> **Problem details**
Transcribe each entry below exactly. Pictures do not go in the copy.

Saved data entries
******************************
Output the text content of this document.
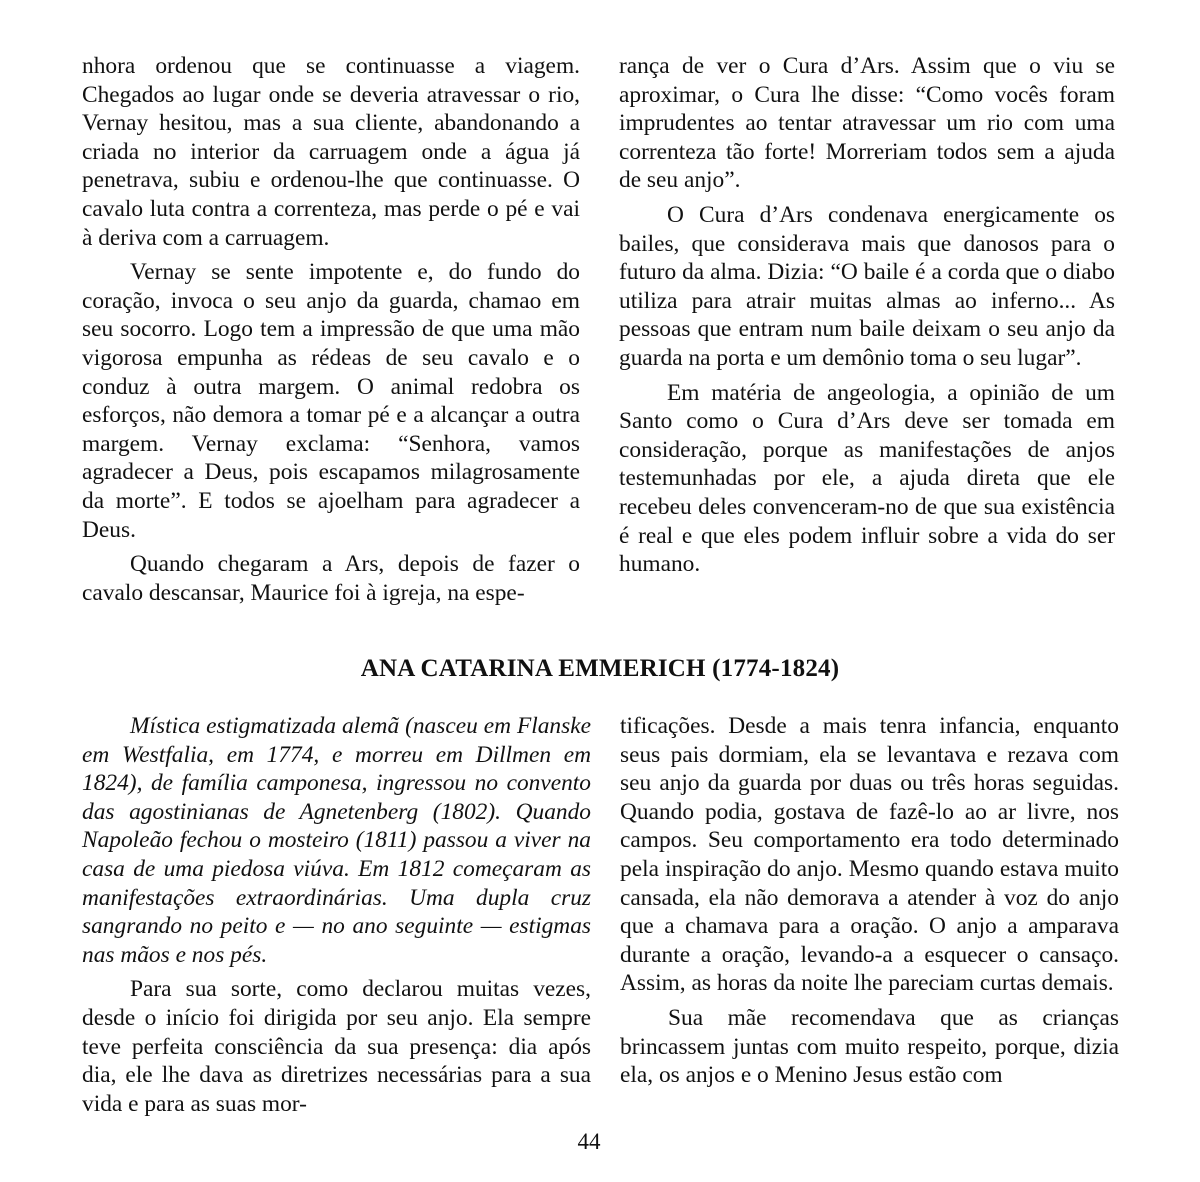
nhora ordenou que se continuasse a viagem. Chegados ao lugar onde se deveria atravessar o rio, Vernay hesitou, mas a sua cliente, abandonando a criada no interior da carruagem onde a água já penetrava, subiu e ordenou-lhe que continuasse. O cavalo luta contra a correnteza, mas perde o pé e vai à deriva com a carruagem.

Vernay se sente impotente e, do fundo do coração, invoca o seu anjo da guarda, chamao em seu socorro. Logo tem a impressão de que uma mão vigorosa empunha as rédeas de seu cavalo e o conduz à outra margem. O animal redobra os esforços, não demora a tomar pé e a alcançar a outra margem. Vernay exclama: “Senhora, vamos agradecer a Deus, pois escapamos milagrosamente da morte”. E todos se ajoelham para agradecer a Deus.

Quando chegaram a Ars, depois de fazer o cavalo descansar, Maurice foi à igreja, na espe-

rança de ver o Cura d’Ars. Assim que o viu se aproximar, o Cura lhe disse: “Como vocês foram imprudentes ao tentar atravessar um rio com uma correnteza tão forte! Morreriam todos sem a ajuda de seu anjo”.

O Cura d’Ars condenava energicamente os bailes, que considerava mais que danosos para o futuro da alma. Dizia: “O baile é a corda que o diabo utiliza para atrair muitas almas ao inferno... As pessoas que entram num baile deixam o seu anjo da guarda na porta e um demônio toma o seu lugar”.

Em matéria de angeologia, a opinião de um Santo como o Cura d’Ars deve ser tomada em consideração, porque as manifestações de anjos testemunhadas por ele, a ajuda direta que ele recebeu deles convenceram-no de que sua existência é real e que eles podem influir sobre a vida do ser humano.

ANA CATARINA EMMERICH (1774-1824)

Mística estigmatizada alemã (nasceu em Flanske em Westfalia, em 1774, e morreu em Dillmen em 1824), de família camponesa, ingressou no convento das agostinianas de Agnetenberg (1802). Quando Napoleão fechou o mosteiro (1811) passou a viver na casa de uma piedosa viúva. Em 1812 começaram as manifestações extraordinárias. Uma dupla cruz sangrando no peito e — no ano seguinte — estigmas nas mãos e nos pés.

Para sua sorte, como declarou muitas vezes, desde o início foi dirigida por seu anjo. Ela sempre teve perfeita consciência da sua presença: dia após dia, ele lhe dava as diretrizes necessárias para a sua vida e para as suas mor-

tificações. Desde a mais tenra infancia, enquanto seus pais dormiam, ela se levantava e rezava com seu anjo da guarda por duas ou três horas seguidas. Quando podia, gostava de fazê-lo ao ar livre, nos campos. Seu comportamento era todo determinado pela inspiração do anjo. Mesmo quando estava muito cansada, ela não demorava a atender à voz do anjo que a chamava para a oração. O anjo a amparava durante a oração, levando-a a esquecer o cansaço. Assim, as horas da noite lhe pareciam curtas demais.

Sua mãe recomendava que as crianças brincassem juntas com muito respeito, porque, dizia ela, os anjos e o Menino Jesus estão com

44
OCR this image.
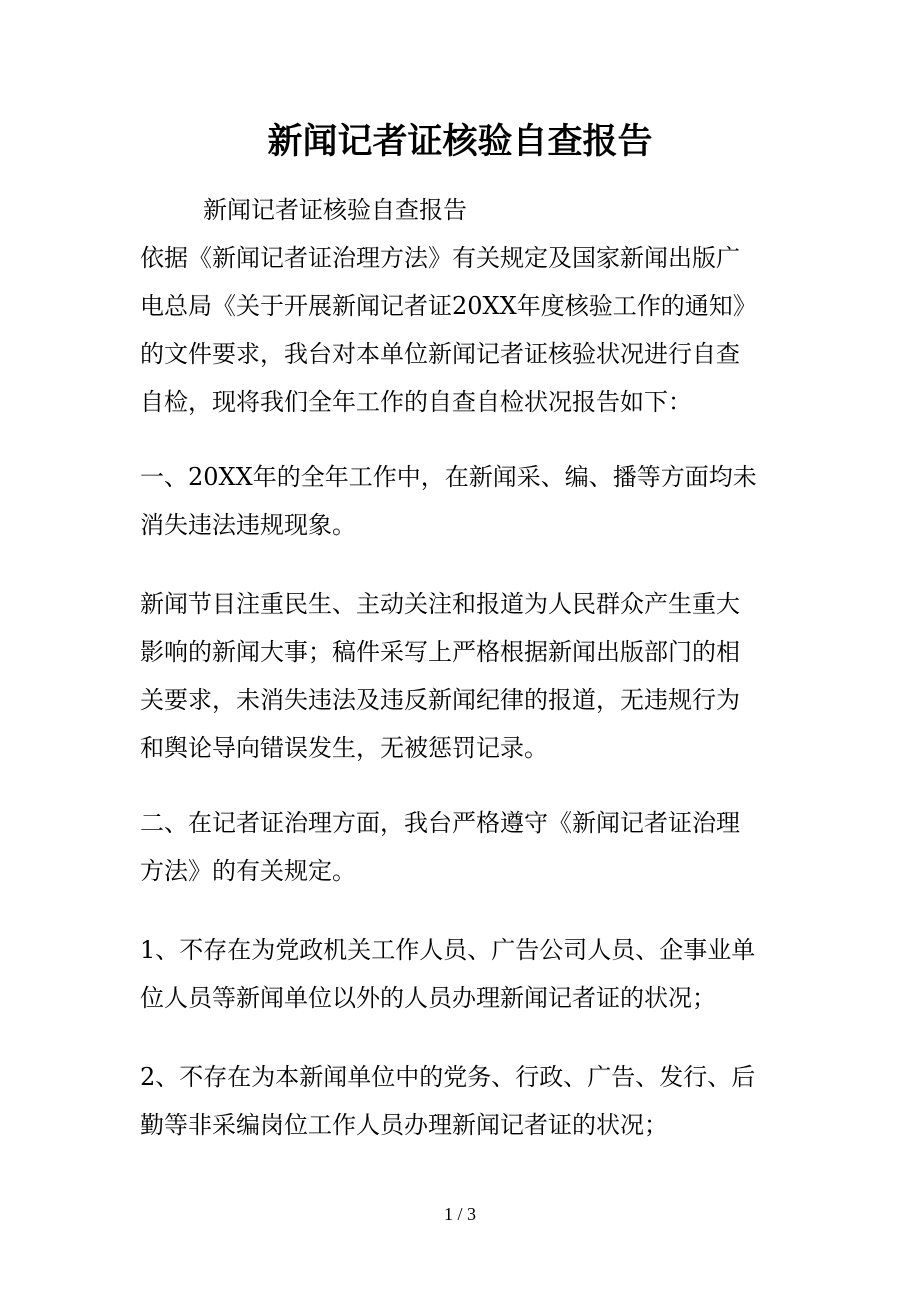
新闻记者证核验自查报告

新闻记者证核验自查报告

依据《新闻记者证治理方法》有关规定及国家新闻出版广
电总局《关于开展新闻记者证20XX年度核验工作的通知》
的文件要求，我台对本单位新闻记者证核验状况进行自查
自检，现将我们全年工作的自查自检状况报告如下：

一、20XX年的全年工作中，在新闻采、编、播等方面均未
消失违法违规现象。

新闻节目注重民生、主动关注和报道为人民群众产生重大
影响的新闻大事；稿件采写上严格根据新闻出版部门的相
关要求，未消失违法及违反新闻纪律的报道，无违规行为
和舆论导向错误发生，无被惩罚记录。

二、在记者证治理方面，我台严格遵守《新闻记者证治理
方法》的有关规定。

1、不存在为党政机关工作人员、广告公司人员、企事业单
位人员等新闻单位以外的人员办理新闻记者证的状况；

2、不存在为本新闻单位中的党务、行政、广告、发行、后
勤等非采编岗位工作人员办理新闻记者证的状况；

1 / 3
******************************
> **The solution**
Output the text content of this document.
nhora ordenou que se continuasse a viagem. Chegados ao lugar onde se deveria atravessar o rio, Vernay hesitou, mas a sua cliente, abandonando a criada no interior da carruagem onde a água já penetrava, subiu e ordenou-lhe que continuasse. O cavalo luta contra a correnteza, mas perde o pé e vai à deriva com a carruagem.

Vernay se sente impotente e, do fundo do coração, invoca o seu anjo da guarda, chamao em seu socorro. Logo tem a impressão de que uma mão vigorosa empunha as rédeas de seu cavalo e o conduz à outra margem. O animal redobra os esforços, não demora a tomar pé e a alcançar a outra margem. Vernay exclama: “Senhora, vamos agradecer a Deus, pois escapamos milagrosamente da morte”. E todos se ajoelham para agradecer a Deus.

Quando chegaram a Ars, depois de fazer o cavalo descansar, Maurice foi à igreja, na espe-

rança de ver o Cura d’Ars. Assim que o viu se aproximar, o Cura lhe disse: “Como vocês foram imprudentes ao tentar atravessar um rio com uma correnteza tão forte! Morreriam todos sem a ajuda de seu anjo”.

O Cura d’Ars condenava energicamente os bailes, que considerava mais que danosos para o futuro da alma. Dizia: “O baile é a corda que o diabo utiliza para atrair muitas almas ao inferno... As pessoas que entram num baile deixam o seu anjo da guarda na porta e um demônio toma o seu lugar”.

Em matéria de angeologia, a opinião de um Santo como o Cura d’Ars deve ser tomada em consideração, porque as manifestações de anjos testemunhadas por ele, a ajuda direta que ele recebeu deles convenceram-no de que sua existência é real e que eles podem influir sobre a vida do ser humano.

ANA CATARINA EMMERICH (1774-1824)

Mística estigmatizada alemã (nasceu em Flanske em Westfalia, em 1774, e morreu em Dillmen em 1824), de família camponesa, ingressou no convento das agostinianas de Agnetenberg (1802). Quando Napoleão fechou o mosteiro (1811) passou a viver na casa de uma piedosa viúva. Em 1812 começaram as manifestações extraordinárias. Uma dupla cruz sangrando no peito e — no ano seguinte — estigmas nas mãos e nos pés.

Para sua sorte, como declarou muitas vezes, desde o início foi dirigida por seu anjo. Ela sempre teve perfeita consciência da sua presença: dia após dia, ele lhe dava as diretrizes necessárias para a sua vida e para as suas mor-

tificações. Desde a mais tenra infancia, enquanto seus pais dormiam, ela se levantava e rezava com seu anjo da guarda por duas ou três horas seguidas. Quando podia, gostava de fazê-lo ao ar livre, nos campos. Seu comportamento era todo determinado pela inspiração do anjo. Mesmo quando estava muito cansada, ela não demorava a atender à voz do anjo que a chamava para a oração. O anjo a amparava durante a oração, levando-a a esquecer o cansaço. Assim, as horas da noite lhe pareciam curtas demais.

Sua mãe recomendava que as crianças brincassem juntas com muito respeito, porque, dizia ela, os anjos e o Menino Jesus estão com

44
OCR this image.
新闻记者证核验自查报告

新闻记者证核验自查报告

依据《新闻记者证治理方法》有关规定及国家新闻出版广
电总局《关于开展新闻记者证20XX年度核验工作的通知》
的文件要求，我台对本单位新闻记者证核验状况进行自查
自检，现将我们全年工作的自查自检状况报告如下：

一、20XX年的全年工作中，在新闻采、编、播等方面均未
消失违法违规现象。

新闻节目注重民生、主动关注和报道为人民群众产生重大
影响的新闻大事；稿件采写上严格根据新闻出版部门的相
关要求，未消失违法及违反新闻纪律的报道，无违规行为
和舆论导向错误发生，无被惩罚记录。

二、在记者证治理方面，我台严格遵守《新闻记者证治理
方法》的有关规定。

1、不存在为党政机关工作人员、广告公司人员、企事业单
位人员等新闻单位以外的人员办理新闻记者证的状况；

2、不存在为本新闻单位中的党务、行政、广告、发行、后
勤等非采编岗位工作人员办理新闻记者证的状况；

1 / 3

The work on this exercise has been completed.